Dataset records:
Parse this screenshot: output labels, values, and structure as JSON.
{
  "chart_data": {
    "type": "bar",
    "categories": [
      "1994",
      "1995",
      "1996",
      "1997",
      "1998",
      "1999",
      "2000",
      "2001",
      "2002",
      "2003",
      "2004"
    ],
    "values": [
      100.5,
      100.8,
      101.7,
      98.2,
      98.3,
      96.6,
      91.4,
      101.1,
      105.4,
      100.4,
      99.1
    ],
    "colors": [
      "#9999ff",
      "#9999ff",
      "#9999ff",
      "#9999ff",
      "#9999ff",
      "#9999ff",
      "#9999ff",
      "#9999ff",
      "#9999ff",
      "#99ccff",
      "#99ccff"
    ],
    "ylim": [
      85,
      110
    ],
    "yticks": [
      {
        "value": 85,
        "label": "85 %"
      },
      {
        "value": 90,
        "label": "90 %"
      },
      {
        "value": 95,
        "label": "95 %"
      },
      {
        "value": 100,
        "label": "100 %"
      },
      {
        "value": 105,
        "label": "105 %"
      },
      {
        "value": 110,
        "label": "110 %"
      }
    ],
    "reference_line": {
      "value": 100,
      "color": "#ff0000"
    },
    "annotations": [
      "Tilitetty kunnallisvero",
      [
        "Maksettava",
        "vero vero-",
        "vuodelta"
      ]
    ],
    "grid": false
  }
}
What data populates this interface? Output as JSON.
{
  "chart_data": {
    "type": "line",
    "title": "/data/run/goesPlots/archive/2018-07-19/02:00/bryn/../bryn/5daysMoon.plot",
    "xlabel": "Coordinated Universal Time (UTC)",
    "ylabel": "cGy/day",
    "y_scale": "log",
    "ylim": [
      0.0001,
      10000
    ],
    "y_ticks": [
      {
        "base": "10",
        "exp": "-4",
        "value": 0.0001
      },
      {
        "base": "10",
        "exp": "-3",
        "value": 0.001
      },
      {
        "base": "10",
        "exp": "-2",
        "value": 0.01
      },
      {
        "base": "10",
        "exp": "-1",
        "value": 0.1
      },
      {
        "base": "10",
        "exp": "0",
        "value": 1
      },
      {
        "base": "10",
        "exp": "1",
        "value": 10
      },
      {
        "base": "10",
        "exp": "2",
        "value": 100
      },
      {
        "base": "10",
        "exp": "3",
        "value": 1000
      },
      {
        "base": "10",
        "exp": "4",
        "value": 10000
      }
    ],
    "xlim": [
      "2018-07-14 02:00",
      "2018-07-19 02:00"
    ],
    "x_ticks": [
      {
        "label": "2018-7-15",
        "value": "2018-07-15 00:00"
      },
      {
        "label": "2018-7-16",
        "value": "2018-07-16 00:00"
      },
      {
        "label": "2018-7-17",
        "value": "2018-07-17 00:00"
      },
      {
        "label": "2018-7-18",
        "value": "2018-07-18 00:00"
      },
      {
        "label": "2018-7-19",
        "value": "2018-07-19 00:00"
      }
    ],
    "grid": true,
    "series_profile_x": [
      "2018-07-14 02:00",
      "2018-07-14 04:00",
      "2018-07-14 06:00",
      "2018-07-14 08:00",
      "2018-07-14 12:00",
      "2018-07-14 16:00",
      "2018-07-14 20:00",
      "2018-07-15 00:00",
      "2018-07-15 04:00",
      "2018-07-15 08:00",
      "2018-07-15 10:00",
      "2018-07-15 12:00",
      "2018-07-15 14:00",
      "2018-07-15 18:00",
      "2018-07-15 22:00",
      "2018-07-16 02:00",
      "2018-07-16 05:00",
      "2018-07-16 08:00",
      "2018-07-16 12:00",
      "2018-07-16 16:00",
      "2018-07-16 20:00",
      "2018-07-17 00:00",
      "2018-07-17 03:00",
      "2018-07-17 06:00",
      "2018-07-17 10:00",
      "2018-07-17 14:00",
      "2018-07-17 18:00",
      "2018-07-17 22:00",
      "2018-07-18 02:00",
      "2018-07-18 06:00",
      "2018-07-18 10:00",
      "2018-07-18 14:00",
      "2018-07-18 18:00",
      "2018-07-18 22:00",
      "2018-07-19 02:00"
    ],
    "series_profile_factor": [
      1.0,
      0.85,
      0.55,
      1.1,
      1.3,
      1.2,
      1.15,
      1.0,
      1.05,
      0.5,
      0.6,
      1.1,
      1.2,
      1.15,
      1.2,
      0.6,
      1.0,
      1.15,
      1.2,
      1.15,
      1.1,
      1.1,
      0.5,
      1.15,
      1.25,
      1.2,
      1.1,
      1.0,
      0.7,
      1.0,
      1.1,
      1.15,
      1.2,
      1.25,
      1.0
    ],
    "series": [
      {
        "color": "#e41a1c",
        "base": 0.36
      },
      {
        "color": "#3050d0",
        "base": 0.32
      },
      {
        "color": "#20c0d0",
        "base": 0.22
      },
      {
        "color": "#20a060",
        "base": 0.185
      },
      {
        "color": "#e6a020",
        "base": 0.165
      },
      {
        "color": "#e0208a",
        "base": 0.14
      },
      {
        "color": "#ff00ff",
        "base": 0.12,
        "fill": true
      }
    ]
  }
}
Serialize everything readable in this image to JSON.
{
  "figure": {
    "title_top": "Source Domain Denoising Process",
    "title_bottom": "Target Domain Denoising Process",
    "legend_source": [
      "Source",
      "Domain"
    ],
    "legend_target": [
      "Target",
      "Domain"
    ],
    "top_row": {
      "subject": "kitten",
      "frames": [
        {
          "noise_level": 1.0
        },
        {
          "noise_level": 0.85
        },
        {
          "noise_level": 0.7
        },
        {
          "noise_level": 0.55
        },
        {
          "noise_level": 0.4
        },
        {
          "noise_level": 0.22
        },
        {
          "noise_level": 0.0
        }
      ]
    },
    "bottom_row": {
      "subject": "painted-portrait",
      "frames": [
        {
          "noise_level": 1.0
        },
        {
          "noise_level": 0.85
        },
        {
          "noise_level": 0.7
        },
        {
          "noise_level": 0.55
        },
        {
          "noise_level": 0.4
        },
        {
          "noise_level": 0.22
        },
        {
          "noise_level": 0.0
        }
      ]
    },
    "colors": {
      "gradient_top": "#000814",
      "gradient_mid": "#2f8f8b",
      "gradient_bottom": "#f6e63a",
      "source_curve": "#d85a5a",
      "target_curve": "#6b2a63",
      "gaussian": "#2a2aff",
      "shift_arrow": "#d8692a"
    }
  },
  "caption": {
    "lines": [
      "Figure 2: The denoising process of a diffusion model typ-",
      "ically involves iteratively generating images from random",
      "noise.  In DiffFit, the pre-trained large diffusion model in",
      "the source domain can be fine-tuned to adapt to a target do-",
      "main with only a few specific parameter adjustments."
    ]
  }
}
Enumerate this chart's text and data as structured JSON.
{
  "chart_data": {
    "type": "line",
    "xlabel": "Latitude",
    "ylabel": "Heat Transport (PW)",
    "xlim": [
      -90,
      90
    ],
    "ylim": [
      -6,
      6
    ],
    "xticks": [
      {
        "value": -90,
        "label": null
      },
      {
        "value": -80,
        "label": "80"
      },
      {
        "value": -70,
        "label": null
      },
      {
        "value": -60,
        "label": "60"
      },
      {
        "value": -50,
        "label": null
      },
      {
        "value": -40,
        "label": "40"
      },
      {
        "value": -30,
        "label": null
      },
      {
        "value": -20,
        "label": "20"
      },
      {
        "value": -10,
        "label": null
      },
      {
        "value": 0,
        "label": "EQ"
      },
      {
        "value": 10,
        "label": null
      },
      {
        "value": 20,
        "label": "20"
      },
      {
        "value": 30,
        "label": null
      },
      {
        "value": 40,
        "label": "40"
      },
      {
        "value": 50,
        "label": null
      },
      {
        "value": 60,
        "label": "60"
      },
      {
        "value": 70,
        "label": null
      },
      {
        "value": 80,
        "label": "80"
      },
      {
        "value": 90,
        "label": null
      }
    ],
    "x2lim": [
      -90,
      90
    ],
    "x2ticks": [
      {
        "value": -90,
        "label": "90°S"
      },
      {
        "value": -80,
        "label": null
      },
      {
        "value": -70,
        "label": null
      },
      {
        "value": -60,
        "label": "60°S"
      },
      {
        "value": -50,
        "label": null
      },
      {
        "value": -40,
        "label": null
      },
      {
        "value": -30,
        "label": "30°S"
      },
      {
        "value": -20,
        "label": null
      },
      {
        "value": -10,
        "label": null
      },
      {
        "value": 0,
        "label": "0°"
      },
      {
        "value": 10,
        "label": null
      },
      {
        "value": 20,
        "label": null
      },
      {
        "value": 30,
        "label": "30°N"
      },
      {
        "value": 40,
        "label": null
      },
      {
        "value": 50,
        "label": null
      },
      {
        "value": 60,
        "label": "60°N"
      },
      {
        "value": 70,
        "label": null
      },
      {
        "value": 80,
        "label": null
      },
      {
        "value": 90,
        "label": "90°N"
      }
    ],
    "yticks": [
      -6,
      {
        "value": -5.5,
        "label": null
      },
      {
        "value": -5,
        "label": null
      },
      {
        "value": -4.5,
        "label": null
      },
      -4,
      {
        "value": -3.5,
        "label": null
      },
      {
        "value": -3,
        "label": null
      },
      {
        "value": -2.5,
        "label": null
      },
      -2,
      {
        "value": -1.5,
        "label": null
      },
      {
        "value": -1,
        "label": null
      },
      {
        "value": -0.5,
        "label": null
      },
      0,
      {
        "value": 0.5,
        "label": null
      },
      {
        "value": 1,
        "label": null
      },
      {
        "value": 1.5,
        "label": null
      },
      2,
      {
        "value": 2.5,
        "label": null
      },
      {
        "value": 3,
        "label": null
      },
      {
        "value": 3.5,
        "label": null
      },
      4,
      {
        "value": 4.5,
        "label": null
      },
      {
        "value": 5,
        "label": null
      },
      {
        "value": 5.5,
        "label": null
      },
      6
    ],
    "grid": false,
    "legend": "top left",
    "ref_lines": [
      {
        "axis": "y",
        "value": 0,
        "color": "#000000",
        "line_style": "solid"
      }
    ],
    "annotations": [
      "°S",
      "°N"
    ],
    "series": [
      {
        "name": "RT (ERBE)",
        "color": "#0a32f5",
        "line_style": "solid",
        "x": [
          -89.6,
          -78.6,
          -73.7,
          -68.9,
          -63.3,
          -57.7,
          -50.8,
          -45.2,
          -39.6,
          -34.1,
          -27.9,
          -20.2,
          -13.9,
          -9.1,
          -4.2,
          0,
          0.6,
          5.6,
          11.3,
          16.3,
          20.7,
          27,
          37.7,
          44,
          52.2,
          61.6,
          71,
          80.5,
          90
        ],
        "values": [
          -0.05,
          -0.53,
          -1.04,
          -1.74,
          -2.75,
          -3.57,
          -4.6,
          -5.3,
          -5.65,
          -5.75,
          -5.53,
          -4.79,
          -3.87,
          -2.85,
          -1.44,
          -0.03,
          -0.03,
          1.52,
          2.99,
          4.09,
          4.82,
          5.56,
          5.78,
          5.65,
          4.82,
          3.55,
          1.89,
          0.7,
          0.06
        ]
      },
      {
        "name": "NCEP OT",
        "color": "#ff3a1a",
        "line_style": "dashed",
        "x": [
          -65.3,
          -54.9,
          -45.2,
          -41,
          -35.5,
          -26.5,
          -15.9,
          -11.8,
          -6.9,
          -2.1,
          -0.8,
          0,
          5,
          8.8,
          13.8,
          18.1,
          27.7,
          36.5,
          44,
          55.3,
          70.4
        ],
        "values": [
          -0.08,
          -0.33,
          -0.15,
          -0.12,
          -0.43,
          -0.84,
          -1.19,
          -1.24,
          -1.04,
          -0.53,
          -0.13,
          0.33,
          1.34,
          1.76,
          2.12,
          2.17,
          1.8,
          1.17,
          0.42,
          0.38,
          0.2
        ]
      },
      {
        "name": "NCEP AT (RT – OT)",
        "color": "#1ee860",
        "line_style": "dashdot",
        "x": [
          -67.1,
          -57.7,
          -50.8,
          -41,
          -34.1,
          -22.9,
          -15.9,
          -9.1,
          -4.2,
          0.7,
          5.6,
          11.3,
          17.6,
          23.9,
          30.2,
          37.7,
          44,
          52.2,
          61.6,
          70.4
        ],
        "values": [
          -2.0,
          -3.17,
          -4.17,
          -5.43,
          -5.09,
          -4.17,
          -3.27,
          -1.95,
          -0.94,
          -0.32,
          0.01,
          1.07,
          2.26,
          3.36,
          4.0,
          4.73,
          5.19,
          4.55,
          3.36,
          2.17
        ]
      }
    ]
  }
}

Task objective: Write down the number of lines where the word "subject" appears, and nothing further.

Complete output: 2